Requirement:
Repeat, exactly and completely, the entries shown underneath.

-- START Dataset excerpts --

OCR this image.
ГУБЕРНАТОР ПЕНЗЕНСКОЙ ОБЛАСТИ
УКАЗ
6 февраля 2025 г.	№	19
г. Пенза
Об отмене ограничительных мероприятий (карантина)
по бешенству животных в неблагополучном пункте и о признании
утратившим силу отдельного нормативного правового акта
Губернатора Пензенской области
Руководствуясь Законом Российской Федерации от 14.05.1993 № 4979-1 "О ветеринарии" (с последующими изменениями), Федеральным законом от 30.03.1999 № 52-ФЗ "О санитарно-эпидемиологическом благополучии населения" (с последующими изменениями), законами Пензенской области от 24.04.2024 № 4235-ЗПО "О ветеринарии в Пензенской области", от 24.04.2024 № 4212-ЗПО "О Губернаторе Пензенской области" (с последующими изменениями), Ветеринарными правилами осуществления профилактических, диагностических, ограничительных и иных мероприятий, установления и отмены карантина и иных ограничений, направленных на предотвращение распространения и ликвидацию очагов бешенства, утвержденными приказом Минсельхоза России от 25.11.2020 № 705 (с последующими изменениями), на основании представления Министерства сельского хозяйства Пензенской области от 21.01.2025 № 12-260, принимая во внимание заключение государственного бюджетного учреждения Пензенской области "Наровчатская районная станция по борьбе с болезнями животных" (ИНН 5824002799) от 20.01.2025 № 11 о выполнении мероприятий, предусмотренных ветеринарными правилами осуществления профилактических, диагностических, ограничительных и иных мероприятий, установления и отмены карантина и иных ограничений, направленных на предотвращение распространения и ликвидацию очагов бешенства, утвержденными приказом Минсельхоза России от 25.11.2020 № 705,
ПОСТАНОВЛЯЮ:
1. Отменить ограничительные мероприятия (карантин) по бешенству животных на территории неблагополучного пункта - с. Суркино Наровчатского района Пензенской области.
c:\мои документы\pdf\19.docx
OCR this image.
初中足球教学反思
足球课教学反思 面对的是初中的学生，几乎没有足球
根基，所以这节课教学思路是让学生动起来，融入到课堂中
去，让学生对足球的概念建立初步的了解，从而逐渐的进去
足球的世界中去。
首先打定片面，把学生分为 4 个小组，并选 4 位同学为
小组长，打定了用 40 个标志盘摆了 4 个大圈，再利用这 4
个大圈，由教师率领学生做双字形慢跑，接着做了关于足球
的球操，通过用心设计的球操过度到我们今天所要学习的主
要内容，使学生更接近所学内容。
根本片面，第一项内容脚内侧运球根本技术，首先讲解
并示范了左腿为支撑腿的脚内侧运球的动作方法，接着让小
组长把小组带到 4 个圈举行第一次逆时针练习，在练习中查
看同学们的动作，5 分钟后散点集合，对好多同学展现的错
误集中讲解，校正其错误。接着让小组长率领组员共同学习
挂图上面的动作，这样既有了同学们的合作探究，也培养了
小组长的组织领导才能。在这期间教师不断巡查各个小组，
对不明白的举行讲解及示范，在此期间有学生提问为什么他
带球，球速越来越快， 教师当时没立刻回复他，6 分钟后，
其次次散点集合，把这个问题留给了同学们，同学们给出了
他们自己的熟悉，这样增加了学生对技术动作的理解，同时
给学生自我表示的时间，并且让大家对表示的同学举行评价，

-- END Dataset excerpts --

Written solution:
OCR this image.
ГУБЕРНАТОР ПЕНЗЕНСКОЙ ОБЛАСТИ
УКАЗ
6 февраля 2025 г.	№	19
г. Пенза
Об отмене ограничительных мероприятий (карантина)
по бешенству животных в неблагополучном пункте и о признании
утратившим силу отдельного нормативного правового акта
Губернатора Пензенской области
Руководствуясь Законом Российской Федерации от 14.05.1993 № 4979-1 "О ветеринарии" (с последующими изменениями), Федеральным законом от 30.03.1999 № 52-ФЗ "О санитарно-эпидемиологическом благополучии населения" (с последующими изменениями), законами Пензенской области от 24.04.2024 № 4235-ЗПО "О ветеринарии в Пензенской области", от 24.04.2024 № 4212-ЗПО "О Губернаторе Пензенской области" (с последующими изменениями), Ветеринарными правилами осуществления профилактических, диагностических, ограничительных и иных мероприятий, установления и отмены карантина и иных ограничений, направленных на предотвращение распространения и ликвидацию очагов бешенства, утвержденными приказом Минсельхоза России от 25.11.2020 № 705 (с последующими изменениями), на основании представления Министерства сельского хозяйства Пензенской области от 21.01.2025 № 12-260, принимая во внимание заключение государственного бюджетного учреждения Пензенской области "Наровчатская районная станция по борьбе с болезнями животных" (ИНН 5824002799) от 20.01.2025 № 11 о выполнении мероприятий, предусмотренных ветеринарными правилами осуществления профилактических, диагностических, ограничительных и иных мероприятий, установления и отмены карантина и иных ограничений, направленных на предотвращение распространения и ликвидацию очагов бешенства, утвержденными приказом Минсельхоза России от 25.11.2020 № 705,
ПОСТАНОВЛЯЮ:
1. Отменить ограничительные мероприятия (карантин) по бешенству животных на территории неблагополучного пункта - с. Суркино Наровчатского района Пензенской области.
c:\мои документы\pdf\19.docx
OCR this image.
初中足球教学反思
足球课教学反思 面对的是初中的学生，几乎没有足球
根基，所以这节课教学思路是让学生动起来，融入到课堂中
去，让学生对足球的概念建立初步的了解，从而逐渐的进去
足球的世界中去。
首先打定片面，把学生分为 4 个小组，并选 4 位同学为
小组长，打定了用 40 个标志盘摆了 4 个大圈，再利用这 4
个大圈，由教师率领学生做双字形慢跑，接着做了关于足球
的球操，通过用心设计的球操过度到我们今天所要学习的主
要内容，使学生更接近所学内容。
根本片面，第一项内容脚内侧运球根本技术，首先讲解
并示范了左腿为支撑腿的脚内侧运球的动作方法，接着让小
组长把小组带到 4 个圈举行第一次逆时针练习，在练习中查
看同学们的动作，5 分钟后散点集合，对好多同学展现的错
误集中讲解，校正其错误。接着让小组长率领组员共同学习
挂图上面的动作，这样既有了同学们的合作探究，也培养了
小组长的组织领导才能。在这期间教师不断巡查各个小组，
对不明白的举行讲解及示范，在此期间有学生提问为什么他
带球，球速越来越快， 教师当时没立刻回复他，6 分钟后，
其次次散点集合，把这个问题留给了同学们，同学们给出了
他们自己的熟悉，这样增加了学生对技术动作的理解，同时
给学生自我表示的时间，并且让大家对表示的同学举行评价，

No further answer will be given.